(Collected data)

>>>

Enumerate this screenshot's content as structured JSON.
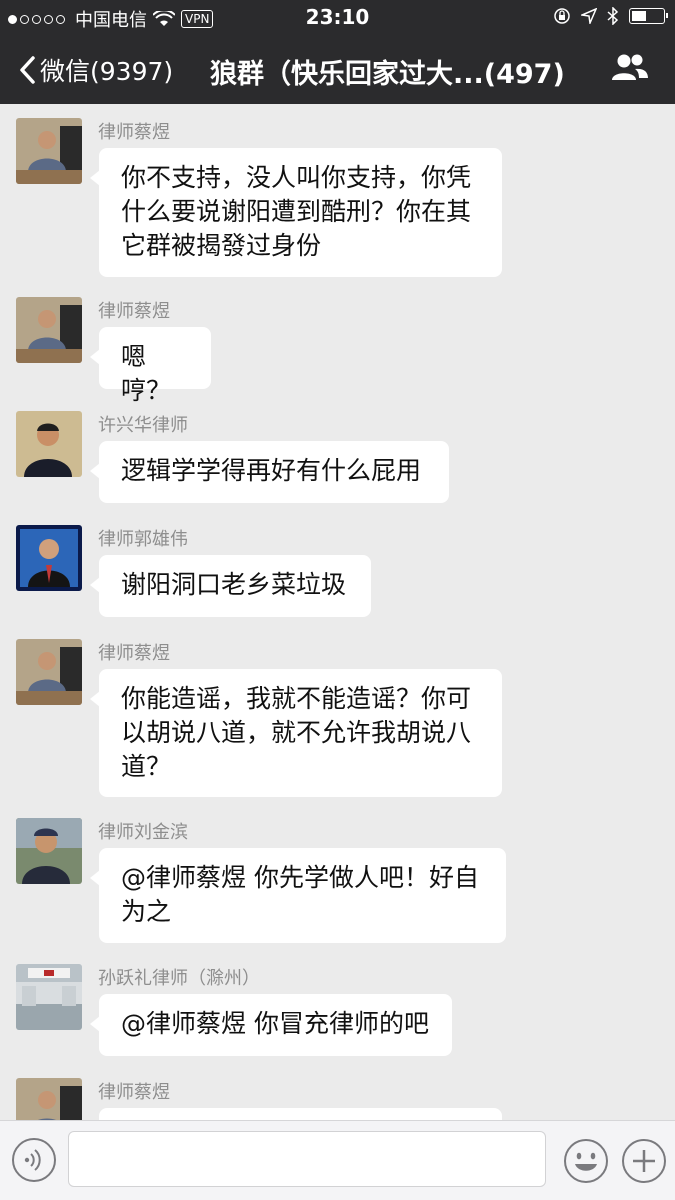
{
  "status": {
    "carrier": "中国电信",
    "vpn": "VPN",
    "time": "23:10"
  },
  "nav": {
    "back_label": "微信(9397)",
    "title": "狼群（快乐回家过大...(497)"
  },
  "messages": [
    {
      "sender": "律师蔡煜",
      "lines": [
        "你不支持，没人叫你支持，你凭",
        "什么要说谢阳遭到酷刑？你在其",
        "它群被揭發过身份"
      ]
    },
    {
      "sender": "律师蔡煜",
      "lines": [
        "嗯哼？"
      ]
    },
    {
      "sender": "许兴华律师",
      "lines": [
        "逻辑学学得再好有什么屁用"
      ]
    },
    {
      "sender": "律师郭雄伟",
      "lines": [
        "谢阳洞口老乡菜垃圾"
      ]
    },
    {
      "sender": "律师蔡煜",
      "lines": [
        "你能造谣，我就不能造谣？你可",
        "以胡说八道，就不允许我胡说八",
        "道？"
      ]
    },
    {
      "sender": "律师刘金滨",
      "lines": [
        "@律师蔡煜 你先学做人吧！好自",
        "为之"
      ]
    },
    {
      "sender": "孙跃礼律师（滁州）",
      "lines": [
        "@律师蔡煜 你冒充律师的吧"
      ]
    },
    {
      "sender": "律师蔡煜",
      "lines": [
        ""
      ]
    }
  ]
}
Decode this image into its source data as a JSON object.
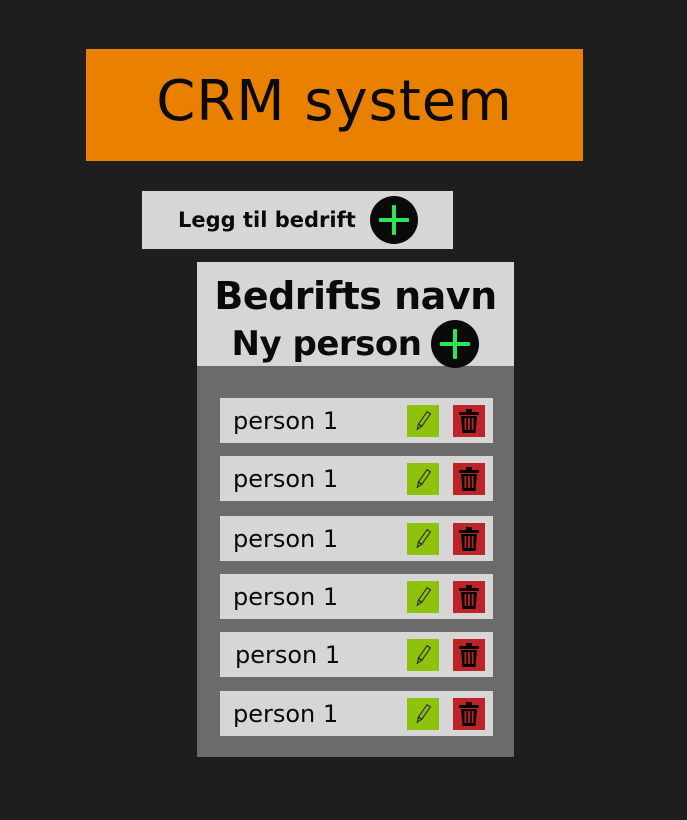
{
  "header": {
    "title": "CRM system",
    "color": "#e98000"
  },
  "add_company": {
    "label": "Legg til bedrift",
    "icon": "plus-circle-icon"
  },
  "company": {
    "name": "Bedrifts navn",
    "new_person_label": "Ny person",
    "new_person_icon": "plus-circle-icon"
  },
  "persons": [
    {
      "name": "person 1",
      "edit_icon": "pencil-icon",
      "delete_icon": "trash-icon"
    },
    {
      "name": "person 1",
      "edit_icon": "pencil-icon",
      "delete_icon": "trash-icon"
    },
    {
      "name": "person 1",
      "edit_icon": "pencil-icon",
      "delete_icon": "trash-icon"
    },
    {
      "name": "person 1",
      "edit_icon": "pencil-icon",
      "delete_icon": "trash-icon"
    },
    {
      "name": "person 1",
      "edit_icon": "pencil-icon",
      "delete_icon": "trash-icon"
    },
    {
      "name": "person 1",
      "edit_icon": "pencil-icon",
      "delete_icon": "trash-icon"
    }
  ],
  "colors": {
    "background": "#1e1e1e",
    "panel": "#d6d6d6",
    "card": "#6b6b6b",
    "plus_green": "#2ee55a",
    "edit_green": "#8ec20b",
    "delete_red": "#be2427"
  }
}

<<<

Your task is an exact transcription of all the data, minus the pictures.

Written response:
Enumerate this screenshot's content as structured JSON.
{
  "status": {
    "carrier": "中国电信",
    "vpn": "VPN",
    "time": "23:10"
  },
  "nav": {
    "back_label": "微信(9397)",
    "title": "狼群（快乐回家过大...(497)"
  },
  "messages": [
    {
      "sender": "律师蔡煜",
      "lines": [
        "你不支持，没人叫你支持，你凭",
        "什么要说谢阳遭到酷刑？你在其",
        "它群被揭發过身份"
      ]
    },
    {
      "sender": "律师蔡煜",
      "lines": [
        "嗯哼？"
      ]
    },
    {
      "sender": "许兴华律师",
      "lines": [
        "逻辑学学得再好有什么屁用"
      ]
    },
    {
      "sender": "律师郭雄伟",
      "lines": [
        "谢阳洞口老乡菜垃圾"
      ]
    },
    {
      "sender": "律师蔡煜",
      "lines": [
        "你能造谣，我就不能造谣？你可",
        "以胡说八道，就不允许我胡说八",
        "道？"
      ]
    },
    {
      "sender": "律师刘金滨",
      "lines": [
        "@律师蔡煜 你先学做人吧！好自",
        "为之"
      ]
    },
    {
      "sender": "孙跃礼律师（滁州）",
      "lines": [
        "@律师蔡煜 你冒充律师的吧"
      ]
    },
    {
      "sender": "律师蔡煜",
      "lines": [
        ""
      ]
    }
  ]
}
Decode this image into its source data as a JSON object.
{
  "header": {
    "title": "CRM system",
    "color": "#e98000"
  },
  "add_company": {
    "label": "Legg til bedrift",
    "icon": "plus-circle-icon"
  },
  "company": {
    "name": "Bedrifts navn",
    "new_person_label": "Ny person",
    "new_person_icon": "plus-circle-icon"
  },
  "persons": [
    {
      "name": "person 1",
      "edit_icon": "pencil-icon",
      "delete_icon": "trash-icon"
    },
    {
      "name": "person 1",
      "edit_icon": "pencil-icon",
      "delete_icon": "trash-icon"
    },
    {
      "name": "person 1",
      "edit_icon": "pencil-icon",
      "delete_icon": "trash-icon"
    },
    {
      "name": "person 1",
      "edit_icon": "pencil-icon",
      "delete_icon": "trash-icon"
    },
    {
      "name": "person 1",
      "edit_icon": "pencil-icon",
      "delete_icon": "trash-icon"
    },
    {
      "name": "person 1",
      "edit_icon": "pencil-icon",
      "delete_icon": "trash-icon"
    }
  ],
  "colors": {
    "background": "#1e1e1e",
    "panel": "#d6d6d6",
    "card": "#6b6b6b",
    "plus_green": "#2ee55a",
    "edit_green": "#8ec20b",
    "delete_red": "#be2427"
  }
}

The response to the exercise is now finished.